* Short task *
Quote all entries exactly, leaving pictures aside.
···
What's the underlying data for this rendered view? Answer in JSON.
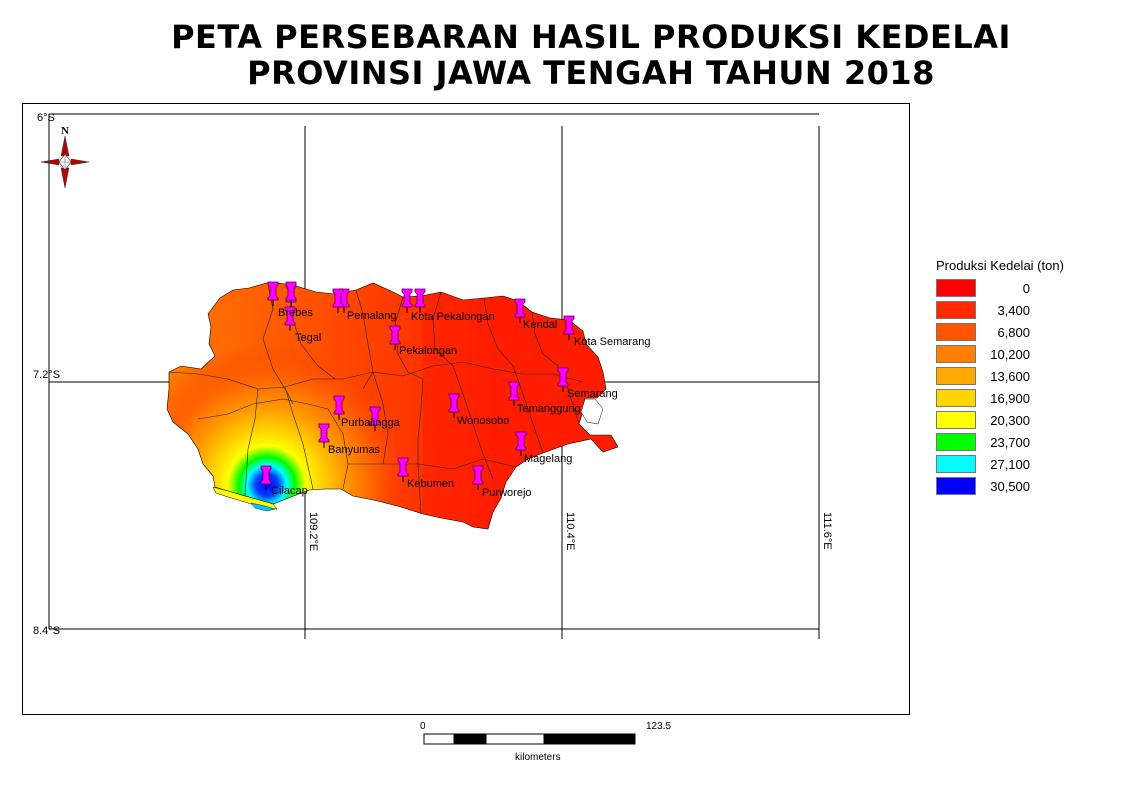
{
  "title": {
    "line1": "PETA PERSEBARAN HASIL PRODUKSI KEDELAI",
    "line2": "PROVINSI JAWA TENGAH TAHUN 2018"
  },
  "grid_labels": {
    "lat_top": "6°S",
    "lat_mid": "7.2°S",
    "lat_bottom": "8.4°S",
    "lon_1": "109.2°E",
    "lon_2": "110.4°E",
    "lon_3": "111.6°E"
  },
  "north_arrow": {
    "letter": "N",
    "icon": "north-arrow-compass-icon"
  },
  "legend": {
    "title": "Produksi Kedelai (ton)",
    "classes": [
      {
        "label": "0",
        "color": "#ff0000"
      },
      {
        "label": "3,400",
        "color": "#ff2a00"
      },
      {
        "label": "6,800",
        "color": "#ff5500"
      },
      {
        "label": "10,200",
        "color": "#ff8000"
      },
      {
        "label": "13,600",
        "color": "#ffaa00"
      },
      {
        "label": "16,900",
        "color": "#ffd500"
      },
      {
        "label": "20,300",
        "color": "#ffff00"
      },
      {
        "label": "23,700",
        "color": "#00ff00"
      },
      {
        "label": "27,100",
        "color": "#00ffff"
      },
      {
        "label": "30,500",
        "color": "#0000ff"
      }
    ]
  },
  "places": [
    {
      "name": "Brebes"
    },
    {
      "name": "Tegal"
    },
    {
      "name": "Pemalang"
    },
    {
      "name": "Kota Pekalongan"
    },
    {
      "name": "Pekalongan"
    },
    {
      "name": "Kendal"
    },
    {
      "name": "Kota Semarang"
    },
    {
      "name": "Semarang"
    },
    {
      "name": "Temanggung"
    },
    {
      "name": "Wonosobo"
    },
    {
      "name": "Purbalingga"
    },
    {
      "name": "Banyumas"
    },
    {
      "name": "Magelang"
    },
    {
      "name": "Kebumen"
    },
    {
      "name": "Purworejo"
    },
    {
      "name": "Cilacap"
    }
  ],
  "scale_bar": {
    "start": "0",
    "end": "123.5",
    "unit": "kilometers"
  },
  "colors": {
    "marker": "#ff00ff",
    "marker_stroke": "#5a005a"
  }
}
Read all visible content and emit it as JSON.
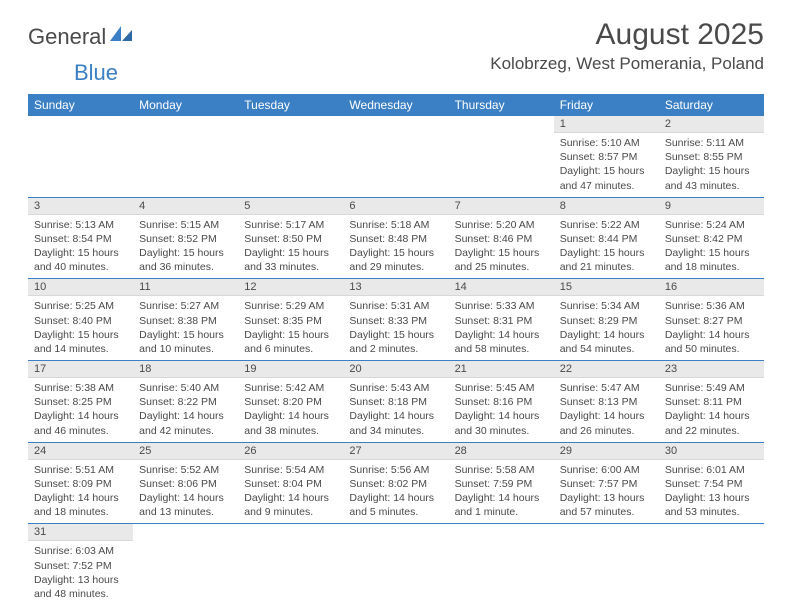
{
  "brand": {
    "part1": "General",
    "part2": "Blue"
  },
  "title": "August 2025",
  "subtitle": "Kolobrzeg, West Pomerania, Poland",
  "colors": {
    "header_bg": "#3b7fc4",
    "header_text": "#ffffff",
    "daynum_bg": "#e9e9e9",
    "text": "#4a4a4a",
    "row_divider": "#3b7fc4",
    "page_bg": "#ffffff"
  },
  "typography": {
    "title_fontsize_pt": 22,
    "subtitle_fontsize_pt": 13,
    "header_fontsize_pt": 9,
    "body_fontsize_pt": 8
  },
  "calendar": {
    "type": "table",
    "columns": [
      "Sunday",
      "Monday",
      "Tuesday",
      "Wednesday",
      "Thursday",
      "Friday",
      "Saturday"
    ],
    "weeks": [
      [
        null,
        null,
        null,
        null,
        null,
        {
          "n": "1",
          "sr": "5:10 AM",
          "ss": "8:57 PM",
          "dl": "15 hours and 47 minutes."
        },
        {
          "n": "2",
          "sr": "5:11 AM",
          "ss": "8:55 PM",
          "dl": "15 hours and 43 minutes."
        }
      ],
      [
        {
          "n": "3",
          "sr": "5:13 AM",
          "ss": "8:54 PM",
          "dl": "15 hours and 40 minutes."
        },
        {
          "n": "4",
          "sr": "5:15 AM",
          "ss": "8:52 PM",
          "dl": "15 hours and 36 minutes."
        },
        {
          "n": "5",
          "sr": "5:17 AM",
          "ss": "8:50 PM",
          "dl": "15 hours and 33 minutes."
        },
        {
          "n": "6",
          "sr": "5:18 AM",
          "ss": "8:48 PM",
          "dl": "15 hours and 29 minutes."
        },
        {
          "n": "7",
          "sr": "5:20 AM",
          "ss": "8:46 PM",
          "dl": "15 hours and 25 minutes."
        },
        {
          "n": "8",
          "sr": "5:22 AM",
          "ss": "8:44 PM",
          "dl": "15 hours and 21 minutes."
        },
        {
          "n": "9",
          "sr": "5:24 AM",
          "ss": "8:42 PM",
          "dl": "15 hours and 18 minutes."
        }
      ],
      [
        {
          "n": "10",
          "sr": "5:25 AM",
          "ss": "8:40 PM",
          "dl": "15 hours and 14 minutes."
        },
        {
          "n": "11",
          "sr": "5:27 AM",
          "ss": "8:38 PM",
          "dl": "15 hours and 10 minutes."
        },
        {
          "n": "12",
          "sr": "5:29 AM",
          "ss": "8:35 PM",
          "dl": "15 hours and 6 minutes."
        },
        {
          "n": "13",
          "sr": "5:31 AM",
          "ss": "8:33 PM",
          "dl": "15 hours and 2 minutes."
        },
        {
          "n": "14",
          "sr": "5:33 AM",
          "ss": "8:31 PM",
          "dl": "14 hours and 58 minutes."
        },
        {
          "n": "15",
          "sr": "5:34 AM",
          "ss": "8:29 PM",
          "dl": "14 hours and 54 minutes."
        },
        {
          "n": "16",
          "sr": "5:36 AM",
          "ss": "8:27 PM",
          "dl": "14 hours and 50 minutes."
        }
      ],
      [
        {
          "n": "17",
          "sr": "5:38 AM",
          "ss": "8:25 PM",
          "dl": "14 hours and 46 minutes."
        },
        {
          "n": "18",
          "sr": "5:40 AM",
          "ss": "8:22 PM",
          "dl": "14 hours and 42 minutes."
        },
        {
          "n": "19",
          "sr": "5:42 AM",
          "ss": "8:20 PM",
          "dl": "14 hours and 38 minutes."
        },
        {
          "n": "20",
          "sr": "5:43 AM",
          "ss": "8:18 PM",
          "dl": "14 hours and 34 minutes."
        },
        {
          "n": "21",
          "sr": "5:45 AM",
          "ss": "8:16 PM",
          "dl": "14 hours and 30 minutes."
        },
        {
          "n": "22",
          "sr": "5:47 AM",
          "ss": "8:13 PM",
          "dl": "14 hours and 26 minutes."
        },
        {
          "n": "23",
          "sr": "5:49 AM",
          "ss": "8:11 PM",
          "dl": "14 hours and 22 minutes."
        }
      ],
      [
        {
          "n": "24",
          "sr": "5:51 AM",
          "ss": "8:09 PM",
          "dl": "14 hours and 18 minutes."
        },
        {
          "n": "25",
          "sr": "5:52 AM",
          "ss": "8:06 PM",
          "dl": "14 hours and 13 minutes."
        },
        {
          "n": "26",
          "sr": "5:54 AM",
          "ss": "8:04 PM",
          "dl": "14 hours and 9 minutes."
        },
        {
          "n": "27",
          "sr": "5:56 AM",
          "ss": "8:02 PM",
          "dl": "14 hours and 5 minutes."
        },
        {
          "n": "28",
          "sr": "5:58 AM",
          "ss": "7:59 PM",
          "dl": "14 hours and 1 minute."
        },
        {
          "n": "29",
          "sr": "6:00 AM",
          "ss": "7:57 PM",
          "dl": "13 hours and 57 minutes."
        },
        {
          "n": "30",
          "sr": "6:01 AM",
          "ss": "7:54 PM",
          "dl": "13 hours and 53 minutes."
        }
      ],
      [
        {
          "n": "31",
          "sr": "6:03 AM",
          "ss": "7:52 PM",
          "dl": "13 hours and 48 minutes."
        },
        null,
        null,
        null,
        null,
        null,
        null
      ]
    ],
    "labels": {
      "sunrise": "Sunrise:",
      "sunset": "Sunset:",
      "daylight": "Daylight:"
    }
  }
}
···
* Result of this exercise *
What's the underlying data for this rendered view? Answer in JSON.
{
  "title": {
    "line1": "PETA PERSEBARAN HASIL PRODUKSI KEDELAI",
    "line2": "PROVINSI JAWA TENGAH TAHUN 2018"
  },
  "grid_labels": {
    "lat_top": "6°S",
    "lat_mid": "7.2°S",
    "lat_bottom": "8.4°S",
    "lon_1": "109.2°E",
    "lon_2": "110.4°E",
    "lon_3": "111.6°E"
  },
  "north_arrow": {
    "letter": "N",
    "icon": "north-arrow-compass-icon"
  },
  "legend": {
    "title": "Produksi Kedelai (ton)",
    "classes": [
      {
        "label": "0",
        "color": "#ff0000"
      },
      {
        "label": "3,400",
        "color": "#ff2a00"
      },
      {
        "label": "6,800",
        "color": "#ff5500"
      },
      {
        "label": "10,200",
        "color": "#ff8000"
      },
      {
        "label": "13,600",
        "color": "#ffaa00"
      },
      {
        "label": "16,900",
        "color": "#ffd500"
      },
      {
        "label": "20,300",
        "color": "#ffff00"
      },
      {
        "label": "23,700",
        "color": "#00ff00"
      },
      {
        "label": "27,100",
        "color": "#00ffff"
      },
      {
        "label": "30,500",
        "color": "#0000ff"
      }
    ]
  },
  "places": [
    {
      "name": "Brebes"
    },
    {
      "name": "Tegal"
    },
    {
      "name": "Pemalang"
    },
    {
      "name": "Kota Pekalongan"
    },
    {
      "name": "Pekalongan"
    },
    {
      "name": "Kendal"
    },
    {
      "name": "Kota Semarang"
    },
    {
      "name": "Semarang"
    },
    {
      "name": "Temanggung"
    },
    {
      "name": "Wonosobo"
    },
    {
      "name": "Purbalingga"
    },
    {
      "name": "Banyumas"
    },
    {
      "name": "Magelang"
    },
    {
      "name": "Kebumen"
    },
    {
      "name": "Purworejo"
    },
    {
      "name": "Cilacap"
    }
  ],
  "scale_bar": {
    "start": "0",
    "end": "123.5",
    "unit": "kilometers"
  },
  "colors": {
    "marker": "#ff00ff",
    "marker_stroke": "#5a005a"
  }
}
Read all visible content and emit it as JSON.
{
  "brand": {
    "part1": "General",
    "part2": "Blue"
  },
  "title": "August 2025",
  "subtitle": "Kolobrzeg, West Pomerania, Poland",
  "colors": {
    "header_bg": "#3b7fc4",
    "header_text": "#ffffff",
    "daynum_bg": "#e9e9e9",
    "text": "#4a4a4a",
    "row_divider": "#3b7fc4",
    "page_bg": "#ffffff"
  },
  "typography": {
    "title_fontsize_pt": 22,
    "subtitle_fontsize_pt": 13,
    "header_fontsize_pt": 9,
    "body_fontsize_pt": 8
  },
  "calendar": {
    "type": "table",
    "columns": [
      "Sunday",
      "Monday",
      "Tuesday",
      "Wednesday",
      "Thursday",
      "Friday",
      "Saturday"
    ],
    "weeks": [
      [
        null,
        null,
        null,
        null,
        null,
        {
          "n": "1",
          "sr": "5:10 AM",
          "ss": "8:57 PM",
          "dl": "15 hours and 47 minutes."
        },
        {
          "n": "2",
          "sr": "5:11 AM",
          "ss": "8:55 PM",
          "dl": "15 hours and 43 minutes."
        }
      ],
      [
        {
          "n": "3",
          "sr": "5:13 AM",
          "ss": "8:54 PM",
          "dl": "15 hours and 40 minutes."
        },
        {
          "n": "4",
          "sr": "5:15 AM",
          "ss": "8:52 PM",
          "dl": "15 hours and 36 minutes."
        },
        {
          "n": "5",
          "sr": "5:17 AM",
          "ss": "8:50 PM",
          "dl": "15 hours and 33 minutes."
        },
        {
          "n": "6",
          "sr": "5:18 AM",
          "ss": "8:48 PM",
          "dl": "15 hours and 29 minutes."
        },
        {
          "n": "7",
          "sr": "5:20 AM",
          "ss": "8:46 PM",
          "dl": "15 hours and 25 minutes."
        },
        {
          "n": "8",
          "sr": "5:22 AM",
          "ss": "8:44 PM",
          "dl": "15 hours and 21 minutes."
        },
        {
          "n": "9",
          "sr": "5:24 AM",
          "ss": "8:42 PM",
          "dl": "15 hours and 18 minutes."
        }
      ],
      [
        {
          "n": "10",
          "sr": "5:25 AM",
          "ss": "8:40 PM",
          "dl": "15 hours and 14 minutes."
        },
        {
          "n": "11",
          "sr": "5:27 AM",
          "ss": "8:38 PM",
          "dl": "15 hours and 10 minutes."
        },
        {
          "n": "12",
          "sr": "5:29 AM",
          "ss": "8:35 PM",
          "dl": "15 hours and 6 minutes."
        },
        {
          "n": "13",
          "sr": "5:31 AM",
          "ss": "8:33 PM",
          "dl": "15 hours and 2 minutes."
        },
        {
          "n": "14",
          "sr": "5:33 AM",
          "ss": "8:31 PM",
          "dl": "14 hours and 58 minutes."
        },
        {
          "n": "15",
          "sr": "5:34 AM",
          "ss": "8:29 PM",
          "dl": "14 hours and 54 minutes."
        },
        {
          "n": "16",
          "sr": "5:36 AM",
          "ss": "8:27 PM",
          "dl": "14 hours and 50 minutes."
        }
      ],
      [
        {
          "n": "17",
          "sr": "5:38 AM",
          "ss": "8:25 PM",
          "dl": "14 hours and 46 minutes."
        },
        {
          "n": "18",
          "sr": "5:40 AM",
          "ss": "8:22 PM",
          "dl": "14 hours and 42 minutes."
        },
        {
          "n": "19",
          "sr": "5:42 AM",
          "ss": "8:20 PM",
          "dl": "14 hours and 38 minutes."
        },
        {
          "n": "20",
          "sr": "5:43 AM",
          "ss": "8:18 PM",
          "dl": "14 hours and 34 minutes."
        },
        {
          "n": "21",
          "sr": "5:45 AM",
          "ss": "8:16 PM",
          "dl": "14 hours and 30 minutes."
        },
        {
          "n": "22",
          "sr": "5:47 AM",
          "ss": "8:13 PM",
          "dl": "14 hours and 26 minutes."
        },
        {
          "n": "23",
          "sr": "5:49 AM",
          "ss": "8:11 PM",
          "dl": "14 hours and 22 minutes."
        }
      ],
      [
        {
          "n": "24",
          "sr": "5:51 AM",
          "ss": "8:09 PM",
          "dl": "14 hours and 18 minutes."
        },
        {
          "n": "25",
          "sr": "5:52 AM",
          "ss": "8:06 PM",
          "dl": "14 hours and 13 minutes."
        },
        {
          "n": "26",
          "sr": "5:54 AM",
          "ss": "8:04 PM",
          "dl": "14 hours and 9 minutes."
        },
        {
          "n": "27",
          "sr": "5:56 AM",
          "ss": "8:02 PM",
          "dl": "14 hours and 5 minutes."
        },
        {
          "n": "28",
          "sr": "5:58 AM",
          "ss": "7:59 PM",
          "dl": "14 hours and 1 minute."
        },
        {
          "n": "29",
          "sr": "6:00 AM",
          "ss": "7:57 PM",
          "dl": "13 hours and 57 minutes."
        },
        {
          "n": "30",
          "sr": "6:01 AM",
          "ss": "7:54 PM",
          "dl": "13 hours and 53 minutes."
        }
      ],
      [
        {
          "n": "31",
          "sr": "6:03 AM",
          "ss": "7:52 PM",
          "dl": "13 hours and 48 minutes."
        },
        null,
        null,
        null,
        null,
        null,
        null
      ]
    ],
    "labels": {
      "sunrise": "Sunrise:",
      "sunset": "Sunset:",
      "daylight": "Daylight:"
    }
  }
}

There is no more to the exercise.